= Written instruction =
Which lines contain the word "binder"? Return each of them as written.

= Collected data entries =

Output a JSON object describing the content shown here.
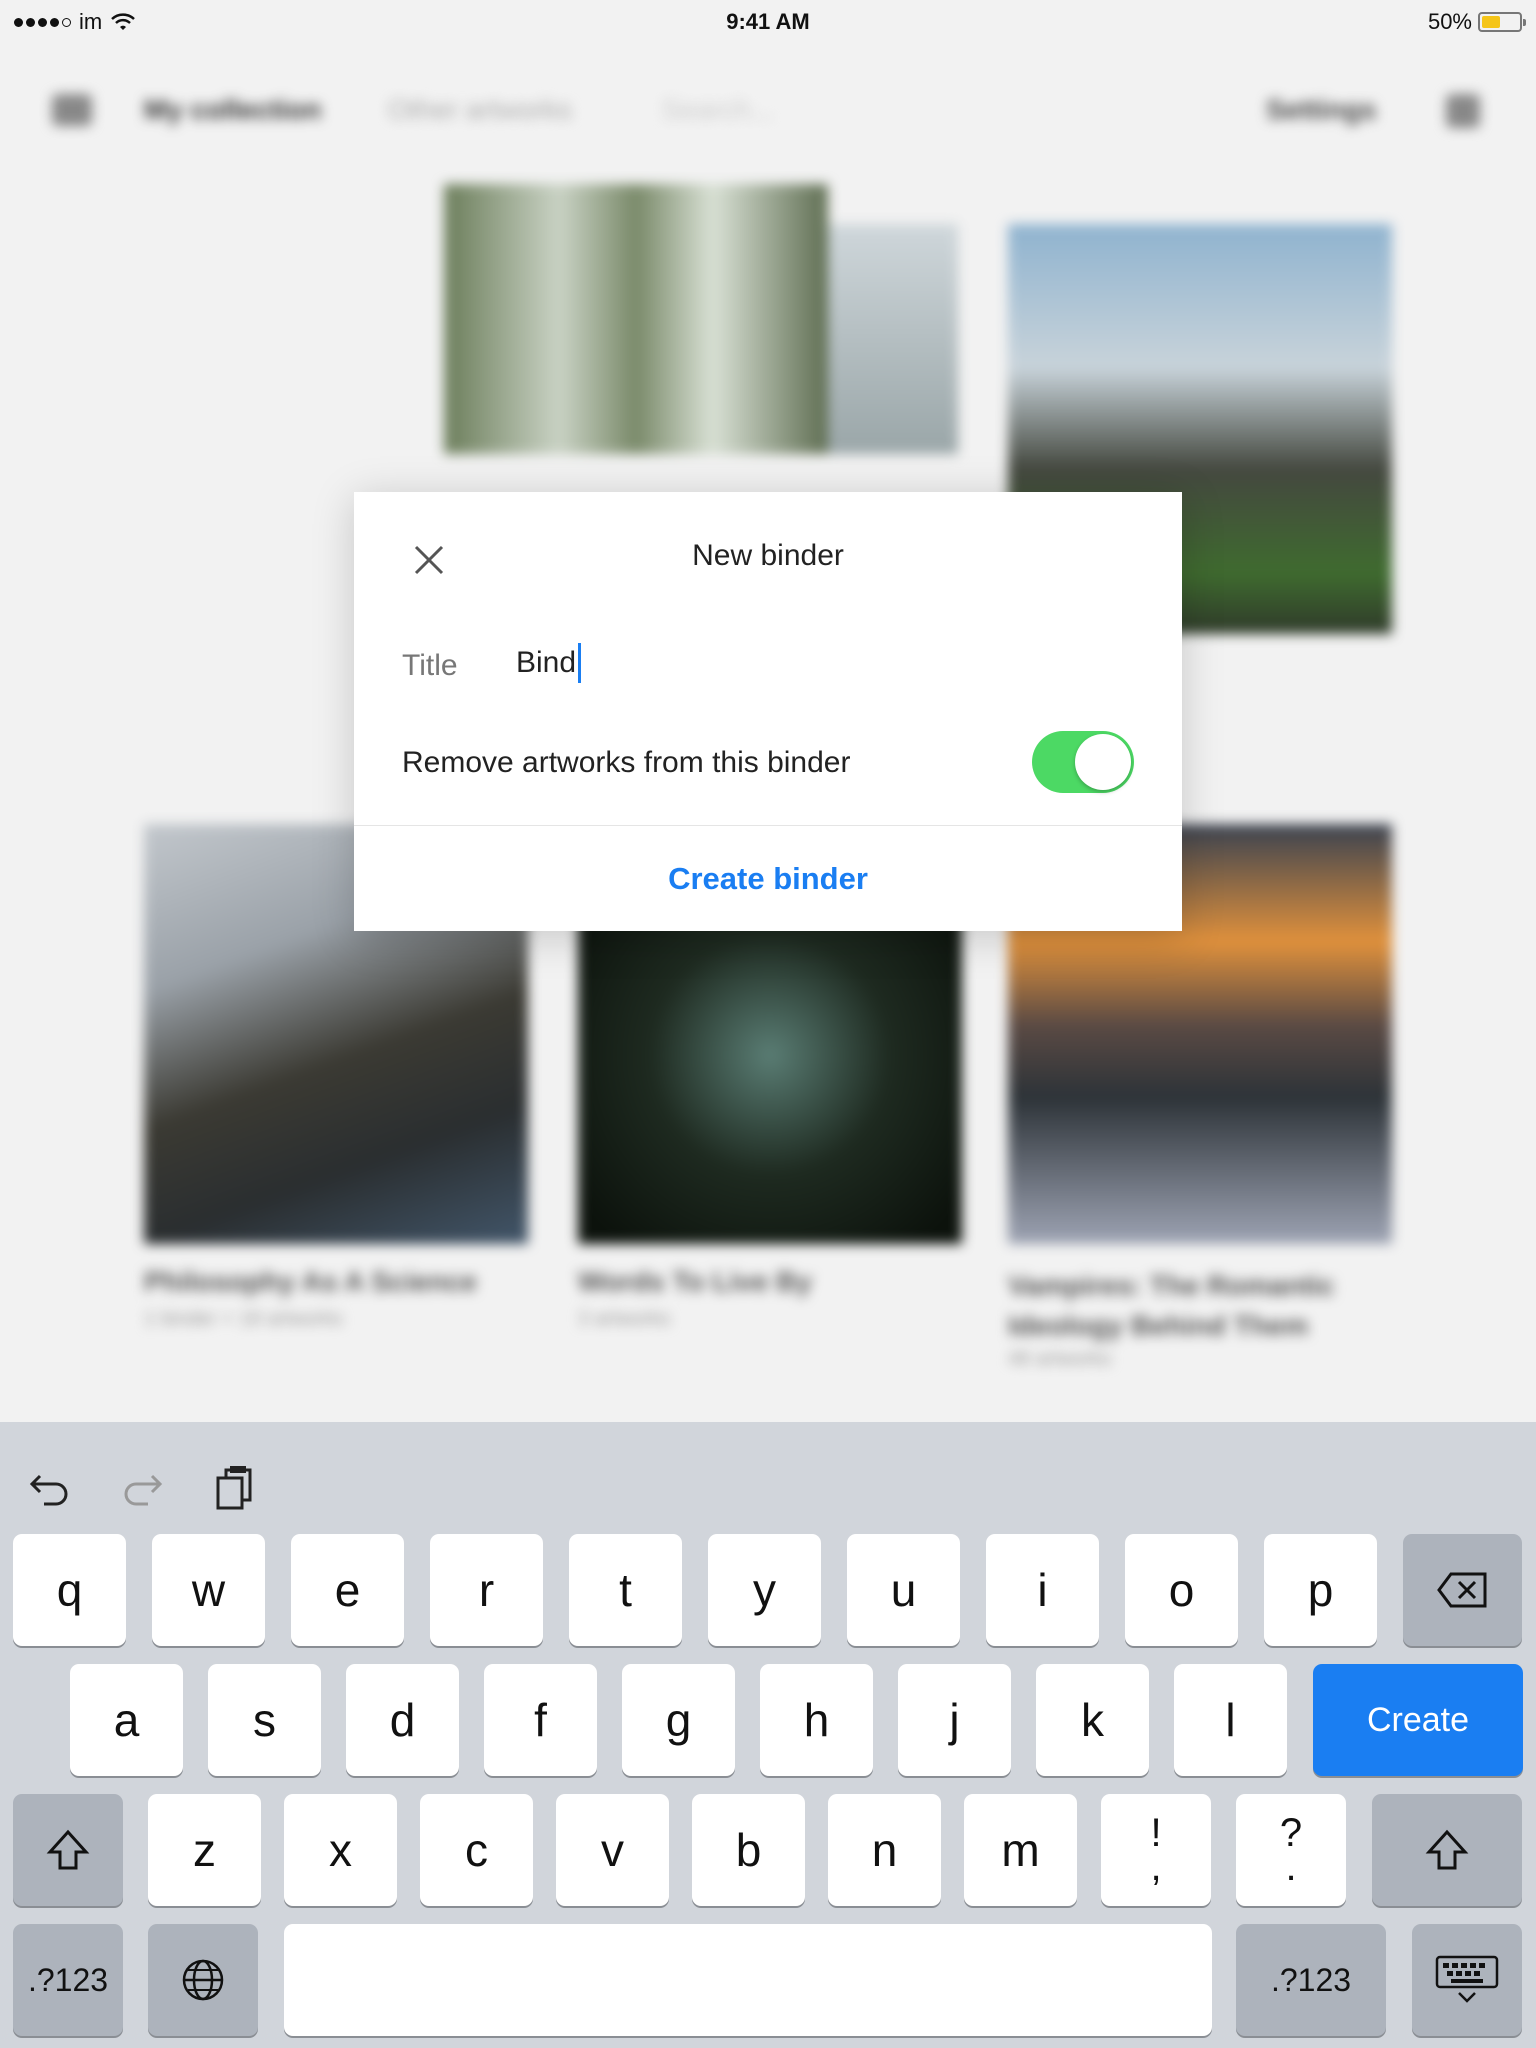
{
  "status_bar": {
    "carrier": "im",
    "time": "9:41 AM",
    "battery_percent": "50%",
    "battery_level": 0.5
  },
  "background": {
    "nav": {
      "my_collection": "My collection",
      "other_artworks": "Other artworks",
      "search_placeholder": "Search...",
      "settings": "Settings"
    },
    "cards": [
      {
        "title": "Philosophy As A Science",
        "subtitle": "1 binder + 18 artworks"
      },
      {
        "title": "Words To Live By",
        "subtitle": "3 artworks"
      },
      {
        "title": "Vampires: The Romantic Ideology Behind Them",
        "subtitle": "48 artworks"
      }
    ]
  },
  "dialog": {
    "title": "New binder",
    "title_label": "Title",
    "title_value": "Bind",
    "toggle_label": "Remove artworks from this binder",
    "toggle_on": true,
    "create_button": "Create binder"
  },
  "keyboard": {
    "row1": [
      "q",
      "w",
      "e",
      "r",
      "t",
      "y",
      "u",
      "i",
      "o",
      "p"
    ],
    "row2": [
      "a",
      "s",
      "d",
      "f",
      "g",
      "h",
      "j",
      "k",
      "l"
    ],
    "row3": [
      "z",
      "x",
      "c",
      "v",
      "b",
      "n",
      "m"
    ],
    "punct1": {
      "top": "!",
      "bottom": ","
    },
    "punct2": {
      "top": "?",
      "bottom": "."
    },
    "return_label": "Create",
    "numbers_label": ".?123"
  },
  "colors": {
    "accent": "#1a7ef2",
    "toggle_on": "#4cd964",
    "keyboard_bg": "#d1d5db"
  }
}
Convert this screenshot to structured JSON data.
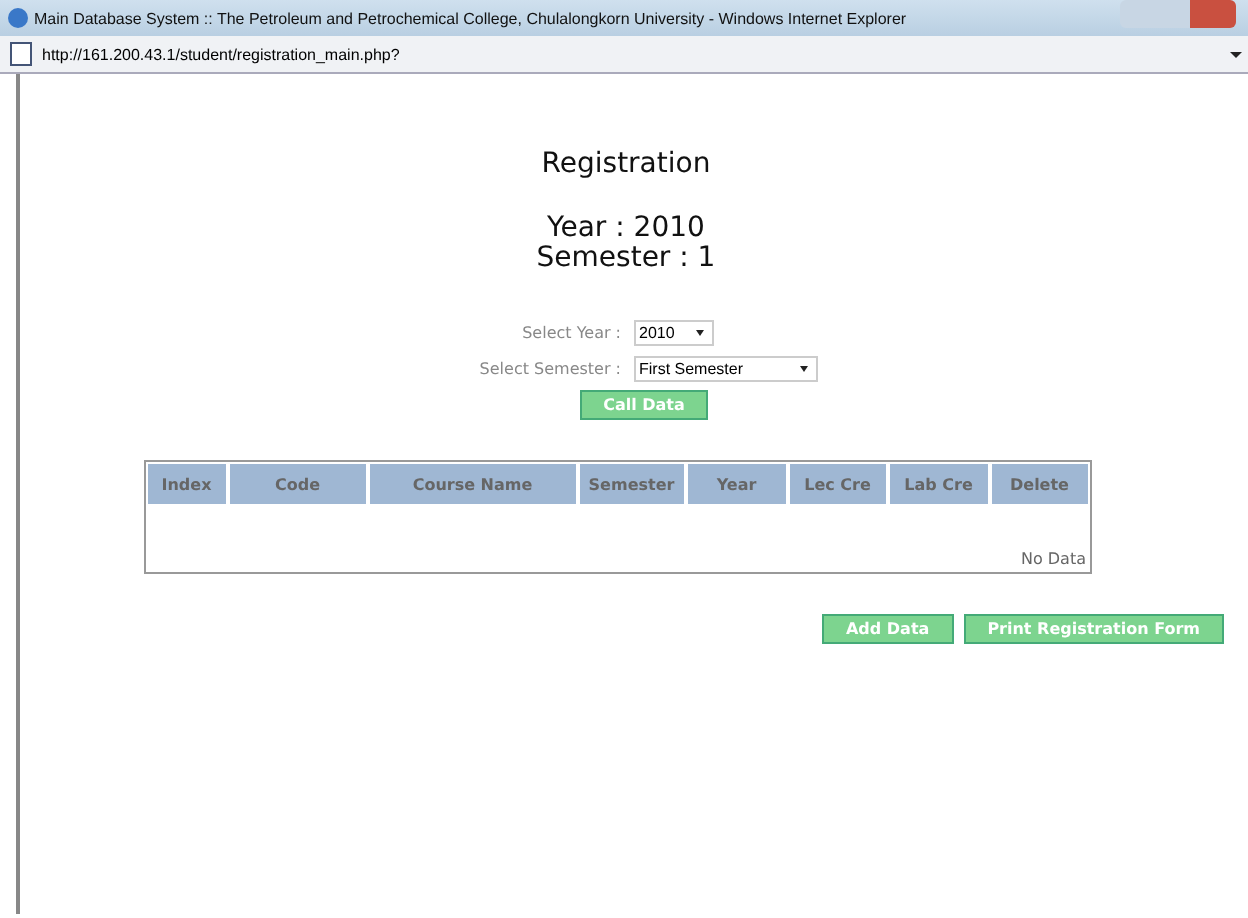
{
  "window": {
    "title": "Main Database System :: The Petroleum and Petrochemical College, Chulalongkorn University - Windows Internet Explorer"
  },
  "address_bar": {
    "url": "http://161.200.43.1/student/registration_main.php?"
  },
  "page": {
    "heading": "Registration",
    "year_line": "Year : 2010",
    "semester_line": "Semester : 1",
    "form": [
      {
        "label": "Select Year :",
        "value": "2010",
        "kind": "short"
      },
      {
        "label": "Select Semester :",
        "value": "First Semester",
        "kind": "long"
      }
    ],
    "call_button": "Call Data",
    "table": {
      "columns": [
        "Index",
        "Code",
        "Course Name",
        "Semester",
        "Year",
        "Lec Cre",
        "Lab Cre",
        "Delete"
      ],
      "empty_text": "No Data"
    },
    "buttons": [
      "Add Data",
      "Print Registration Form"
    ]
  }
}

= Response =
        "subtitle": "1 binder + 18 artworks"
    "title": "New binder",
    "toggle_label": "Remove artworks from this binder",
    "create_button": "Create binder"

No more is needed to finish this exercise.